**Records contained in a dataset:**

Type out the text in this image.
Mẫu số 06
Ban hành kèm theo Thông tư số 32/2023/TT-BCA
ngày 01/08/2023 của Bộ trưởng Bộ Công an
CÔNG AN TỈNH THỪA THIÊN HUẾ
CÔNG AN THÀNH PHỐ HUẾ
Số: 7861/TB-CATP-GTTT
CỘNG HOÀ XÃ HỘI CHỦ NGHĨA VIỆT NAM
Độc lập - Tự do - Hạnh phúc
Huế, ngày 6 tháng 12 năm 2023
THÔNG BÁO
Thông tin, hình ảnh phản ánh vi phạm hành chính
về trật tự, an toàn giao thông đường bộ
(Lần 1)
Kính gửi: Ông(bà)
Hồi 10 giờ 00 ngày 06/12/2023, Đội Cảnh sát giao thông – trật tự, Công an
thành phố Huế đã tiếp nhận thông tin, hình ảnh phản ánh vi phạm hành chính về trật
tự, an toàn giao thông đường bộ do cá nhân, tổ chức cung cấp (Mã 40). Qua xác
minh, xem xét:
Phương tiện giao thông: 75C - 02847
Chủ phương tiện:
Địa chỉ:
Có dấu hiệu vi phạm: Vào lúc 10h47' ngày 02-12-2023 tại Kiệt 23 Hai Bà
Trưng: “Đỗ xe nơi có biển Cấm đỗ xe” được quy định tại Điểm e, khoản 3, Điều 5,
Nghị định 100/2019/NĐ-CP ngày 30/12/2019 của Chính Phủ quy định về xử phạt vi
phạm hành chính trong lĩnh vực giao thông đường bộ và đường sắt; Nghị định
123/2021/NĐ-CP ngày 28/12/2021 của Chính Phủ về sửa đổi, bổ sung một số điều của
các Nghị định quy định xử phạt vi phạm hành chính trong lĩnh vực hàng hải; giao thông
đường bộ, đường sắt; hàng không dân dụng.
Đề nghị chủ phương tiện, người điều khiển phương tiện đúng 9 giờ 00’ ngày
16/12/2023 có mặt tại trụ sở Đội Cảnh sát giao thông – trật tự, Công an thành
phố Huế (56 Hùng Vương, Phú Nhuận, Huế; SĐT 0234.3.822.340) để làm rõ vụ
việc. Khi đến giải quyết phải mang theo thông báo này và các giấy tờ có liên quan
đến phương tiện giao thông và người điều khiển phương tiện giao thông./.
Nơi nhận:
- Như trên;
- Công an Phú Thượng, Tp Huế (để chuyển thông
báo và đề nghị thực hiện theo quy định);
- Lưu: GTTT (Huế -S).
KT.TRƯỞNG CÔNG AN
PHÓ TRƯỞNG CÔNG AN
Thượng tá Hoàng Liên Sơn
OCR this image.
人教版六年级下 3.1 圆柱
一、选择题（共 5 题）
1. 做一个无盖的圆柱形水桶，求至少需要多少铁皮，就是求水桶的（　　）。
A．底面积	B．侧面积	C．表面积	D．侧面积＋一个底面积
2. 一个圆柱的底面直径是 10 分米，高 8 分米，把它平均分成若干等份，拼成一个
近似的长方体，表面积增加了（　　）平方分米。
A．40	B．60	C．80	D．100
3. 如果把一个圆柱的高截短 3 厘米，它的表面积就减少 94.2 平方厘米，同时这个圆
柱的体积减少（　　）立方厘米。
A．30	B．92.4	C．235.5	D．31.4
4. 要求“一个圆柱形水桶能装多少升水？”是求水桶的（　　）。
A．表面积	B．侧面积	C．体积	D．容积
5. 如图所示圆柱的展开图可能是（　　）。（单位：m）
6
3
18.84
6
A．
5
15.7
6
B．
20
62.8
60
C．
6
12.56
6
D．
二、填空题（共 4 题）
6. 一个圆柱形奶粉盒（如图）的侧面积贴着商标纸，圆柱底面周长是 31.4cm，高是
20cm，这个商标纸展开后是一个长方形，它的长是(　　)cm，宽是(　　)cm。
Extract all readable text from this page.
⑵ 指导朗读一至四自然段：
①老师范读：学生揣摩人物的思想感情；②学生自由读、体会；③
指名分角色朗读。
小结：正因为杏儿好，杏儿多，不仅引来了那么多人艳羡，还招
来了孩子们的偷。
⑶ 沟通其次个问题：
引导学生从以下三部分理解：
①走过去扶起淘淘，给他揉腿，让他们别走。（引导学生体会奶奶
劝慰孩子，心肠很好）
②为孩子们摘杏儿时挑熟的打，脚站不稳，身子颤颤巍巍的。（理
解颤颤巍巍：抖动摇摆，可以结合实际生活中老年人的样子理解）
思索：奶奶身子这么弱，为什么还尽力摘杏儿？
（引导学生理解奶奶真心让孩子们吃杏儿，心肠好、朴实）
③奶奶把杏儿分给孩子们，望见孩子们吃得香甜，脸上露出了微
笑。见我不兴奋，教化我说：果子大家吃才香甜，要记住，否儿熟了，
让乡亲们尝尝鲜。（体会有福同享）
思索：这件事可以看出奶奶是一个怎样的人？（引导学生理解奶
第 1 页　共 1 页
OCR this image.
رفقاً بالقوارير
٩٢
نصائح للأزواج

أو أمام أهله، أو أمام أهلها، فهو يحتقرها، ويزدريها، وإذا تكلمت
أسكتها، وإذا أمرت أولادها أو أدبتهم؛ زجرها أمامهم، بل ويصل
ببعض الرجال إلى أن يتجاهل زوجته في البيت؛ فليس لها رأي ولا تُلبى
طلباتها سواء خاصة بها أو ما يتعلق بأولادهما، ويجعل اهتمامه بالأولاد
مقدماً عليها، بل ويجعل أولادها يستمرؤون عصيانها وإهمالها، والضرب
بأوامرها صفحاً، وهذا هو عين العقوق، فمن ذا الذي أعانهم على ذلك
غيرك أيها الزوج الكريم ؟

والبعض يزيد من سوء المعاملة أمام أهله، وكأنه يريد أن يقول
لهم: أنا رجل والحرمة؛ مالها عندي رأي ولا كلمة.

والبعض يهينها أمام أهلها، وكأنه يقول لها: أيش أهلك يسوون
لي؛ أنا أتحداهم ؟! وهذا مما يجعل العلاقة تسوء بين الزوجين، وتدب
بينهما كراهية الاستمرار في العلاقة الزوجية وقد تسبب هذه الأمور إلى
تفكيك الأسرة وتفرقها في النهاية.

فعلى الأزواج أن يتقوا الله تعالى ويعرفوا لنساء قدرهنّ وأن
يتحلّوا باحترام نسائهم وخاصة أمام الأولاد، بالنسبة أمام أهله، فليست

**Exercise goal:** Go through the records above and retype each one exactly.

**Output of the exercise:**
Type out the text in this image.
Mẫu số 06
Ban hành kèm theo Thông tư số 32/2023/TT-BCA
ngày 01/08/2023 của Bộ trưởng Bộ Công an
CÔNG AN TỈNH THỪA THIÊN HUẾ
CÔNG AN THÀNH PHỐ HUẾ
Số: 7861/TB-CATP-GTTT
CỘNG HOÀ XÃ HỘI CHỦ NGHĨA VIỆT NAM
Độc lập - Tự do - Hạnh phúc
Huế, ngày 6 tháng 12 năm 2023
THÔNG BÁO
Thông tin, hình ảnh phản ánh vi phạm hành chính
về trật tự, an toàn giao thông đường bộ
(Lần 1)
Kính gửi: Ông(bà)
Hồi 10 giờ 00 ngày 06/12/2023, Đội Cảnh sát giao thông – trật tự, Công an
thành phố Huế đã tiếp nhận thông tin, hình ảnh phản ánh vi phạm hành chính về trật
tự, an toàn giao thông đường bộ do cá nhân, tổ chức cung cấp (Mã 40). Qua xác
minh, xem xét:
Phương tiện giao thông: 75C - 02847
Chủ phương tiện:
Địa chỉ:
Có dấu hiệu vi phạm: Vào lúc 10h47' ngày 02-12-2023 tại Kiệt 23 Hai Bà
Trưng: “Đỗ xe nơi có biển Cấm đỗ xe” được quy định tại Điểm e, khoản 3, Điều 5,
Nghị định 100/2019/NĐ-CP ngày 30/12/2019 của Chính Phủ quy định về xử phạt vi
phạm hành chính trong lĩnh vực giao thông đường bộ và đường sắt; Nghị định
123/2021/NĐ-CP ngày 28/12/2021 của Chính Phủ về sửa đổi, bổ sung một số điều của
các Nghị định quy định xử phạt vi phạm hành chính trong lĩnh vực hàng hải; giao thông
đường bộ, đường sắt; hàng không dân dụng.
Đề nghị chủ phương tiện, người điều khiển phương tiện đúng 9 giờ 00’ ngày
16/12/2023 có mặt tại trụ sở Đội Cảnh sát giao thông – trật tự, Công an thành
phố Huế (56 Hùng Vương, Phú Nhuận, Huế; SĐT 0234.3.822.340) để làm rõ vụ
việc. Khi đến giải quyết phải mang theo thông báo này và các giấy tờ có liên quan
đến phương tiện giao thông và người điều khiển phương tiện giao thông./.
Nơi nhận:
- Như trên;
- Công an Phú Thượng, Tp Huế (để chuyển thông
báo và đề nghị thực hiện theo quy định);
- Lưu: GTTT (Huế -S).
KT.TRƯỞNG CÔNG AN
PHÓ TRƯỞNG CÔNG AN
Thượng tá Hoàng Liên Sơn
OCR this image.
人教版六年级下 3.1 圆柱
一、选择题（共 5 题）
1. 做一个无盖的圆柱形水桶，求至少需要多少铁皮，就是求水桶的（　　）。
A．底面积	B．侧面积	C．表面积	D．侧面积＋一个底面积
2. 一个圆柱的底面直径是 10 分米，高 8 分米，把它平均分成若干等份，拼成一个
近似的长方体，表面积增加了（　　）平方分米。
A．40	B．60	C．80	D．100
3. 如果把一个圆柱的高截短 3 厘米，它的表面积就减少 94.2 平方厘米，同时这个圆
柱的体积减少（　　）立方厘米。
A．30	B．92.4	C．235.5	D．31.4
4. 要求“一个圆柱形水桶能装多少升水？”是求水桶的（　　）。
A．表面积	B．侧面积	C．体积	D．容积
5. 如图所示圆柱的展开图可能是（　　）。（单位：m）
6
3
18.84
6
A．
5
15.7
6
B．
20
62.8
60
C．
6
12.56
6
D．
二、填空题（共 4 题）
6. 一个圆柱形奶粉盒（如图）的侧面积贴着商标纸，圆柱底面周长是 31.4cm，高是
20cm，这个商标纸展开后是一个长方形，它的长是(　　)cm，宽是(　　)cm。
Extract all readable text from this page.
⑵ 指导朗读一至四自然段：
①老师范读：学生揣摩人物的思想感情；②学生自由读、体会；③
指名分角色朗读。
小结：正因为杏儿好，杏儿多，不仅引来了那么多人艳羡，还招
来了孩子们的偷。
⑶ 沟通其次个问题：
引导学生从以下三部分理解：
①走过去扶起淘淘，给他揉腿，让他们别走。（引导学生体会奶奶
劝慰孩子，心肠很好）
②为孩子们摘杏儿时挑熟的打，脚站不稳，身子颤颤巍巍的。（理
解颤颤巍巍：抖动摇摆，可以结合实际生活中老年人的样子理解）
思索：奶奶身子这么弱，为什么还尽力摘杏儿？
（引导学生理解奶奶真心让孩子们吃杏儿，心肠好、朴实）
③奶奶把杏儿分给孩子们，望见孩子们吃得香甜，脸上露出了微
笑。见我不兴奋，教化我说：果子大家吃才香甜，要记住，否儿熟了，
让乡亲们尝尝鲜。（体会有福同享）
思索：这件事可以看出奶奶是一个怎样的人？（引导学生理解奶
第 1 页　共 1 页
OCR this image.
رفقاً بالقوارير
٩٢
نصائح للأزواج

أو أمام أهله، أو أمام أهلها، فهو يحتقرها، ويزدريها، وإذا تكلمت
أسكتها، وإذا أمرت أولادها أو أدبتهم؛ زجرها أمامهم، بل ويصل
ببعض الرجال إلى أن يتجاهل زوجته في البيت؛ فليس لها رأي ولا تُلبى
طلباتها سواء خاصة بها أو ما يتعلق بأولادهما، ويجعل اهتمامه بالأولاد
مقدماً عليها، بل ويجعل أولادها يستمرؤون عصيانها وإهمالها، والضرب
بأوامرها صفحاً، وهذا هو عين العقوق، فمن ذا الذي أعانهم على ذلك
غيرك أيها الزوج الكريم ؟

والبعض يزيد من سوء المعاملة أمام أهله، وكأنه يريد أن يقول
لهم: أنا رجل والحرمة؛ مالها عندي رأي ولا كلمة.

والبعض يهينها أمام أهلها، وكأنه يقول لها: أيش أهلك يسوون
لي؛ أنا أتحداهم ؟! وهذا مما يجعل العلاقة تسوء بين الزوجين، وتدب
بينهما كراهية الاستمرار في العلاقة الزوجية وقد تسبب هذه الأمور إلى
تفكيك الأسرة وتفرقها في النهاية.

فعلى الأزواج أن يتقوا الله تعالى ويعرفوا لنساء قدرهنّ وأن
يتحلّوا باحترام نسائهم وخاصة أمام الأولاد، بالنسبة أمام أهله، فليست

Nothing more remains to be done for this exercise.